_Required work_
For the records that follow, return only the count of lines containing the string "text".

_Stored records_
# # # # #

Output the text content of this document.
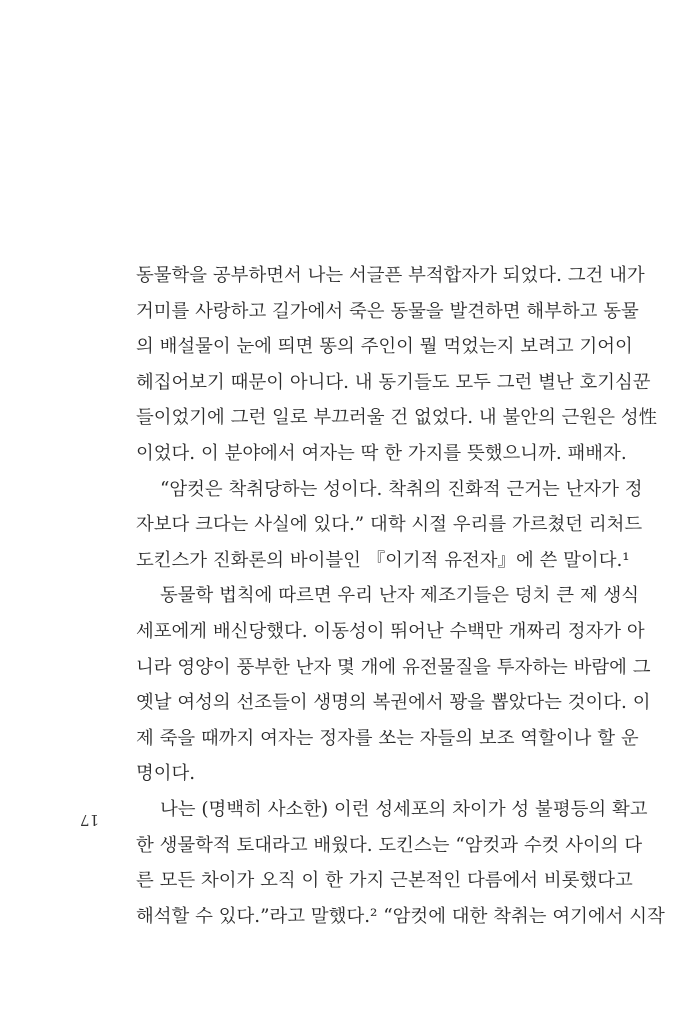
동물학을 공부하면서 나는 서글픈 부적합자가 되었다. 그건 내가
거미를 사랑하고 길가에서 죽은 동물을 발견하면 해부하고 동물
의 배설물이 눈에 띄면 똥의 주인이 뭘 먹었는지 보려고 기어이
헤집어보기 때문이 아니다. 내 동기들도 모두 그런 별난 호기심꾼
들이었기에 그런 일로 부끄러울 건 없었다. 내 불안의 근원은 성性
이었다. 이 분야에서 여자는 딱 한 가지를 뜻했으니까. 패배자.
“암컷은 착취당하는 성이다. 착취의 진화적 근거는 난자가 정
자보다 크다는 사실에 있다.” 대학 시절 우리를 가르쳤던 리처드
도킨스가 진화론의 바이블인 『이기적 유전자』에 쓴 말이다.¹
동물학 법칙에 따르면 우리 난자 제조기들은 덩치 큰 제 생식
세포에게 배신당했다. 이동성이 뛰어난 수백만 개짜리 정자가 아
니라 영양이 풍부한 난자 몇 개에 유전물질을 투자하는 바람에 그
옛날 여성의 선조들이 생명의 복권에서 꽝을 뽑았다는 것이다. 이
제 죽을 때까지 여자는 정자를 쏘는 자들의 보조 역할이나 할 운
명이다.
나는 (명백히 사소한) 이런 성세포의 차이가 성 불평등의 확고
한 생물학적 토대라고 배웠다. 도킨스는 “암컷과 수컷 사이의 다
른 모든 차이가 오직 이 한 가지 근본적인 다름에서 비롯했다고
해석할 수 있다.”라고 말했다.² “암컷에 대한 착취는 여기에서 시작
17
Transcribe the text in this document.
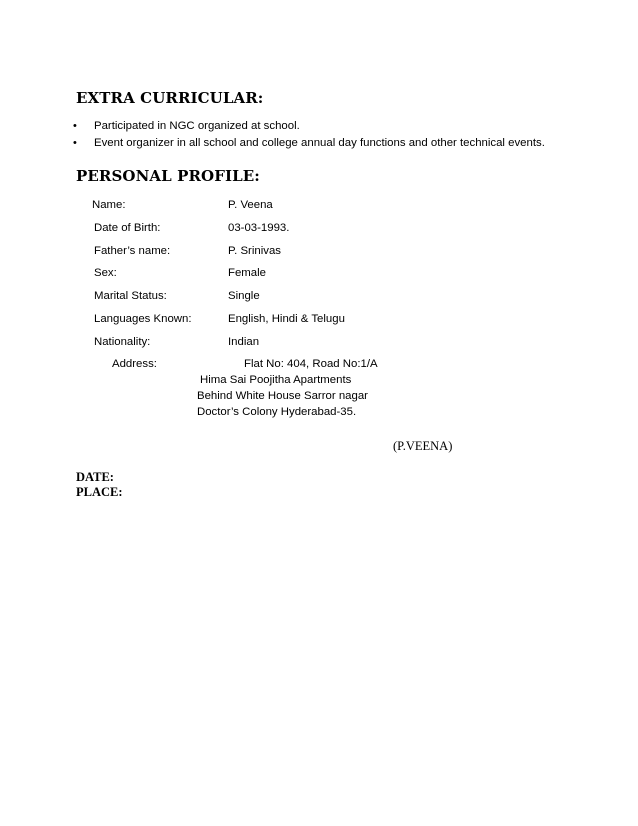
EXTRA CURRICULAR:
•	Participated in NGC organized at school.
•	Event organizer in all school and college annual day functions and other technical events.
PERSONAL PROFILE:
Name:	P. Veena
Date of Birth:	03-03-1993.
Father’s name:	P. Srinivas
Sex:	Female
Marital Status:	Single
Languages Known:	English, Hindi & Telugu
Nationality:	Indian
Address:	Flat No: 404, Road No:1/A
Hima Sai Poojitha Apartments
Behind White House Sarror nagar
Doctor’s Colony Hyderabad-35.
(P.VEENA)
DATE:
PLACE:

# # # # #

_Worked answer_
2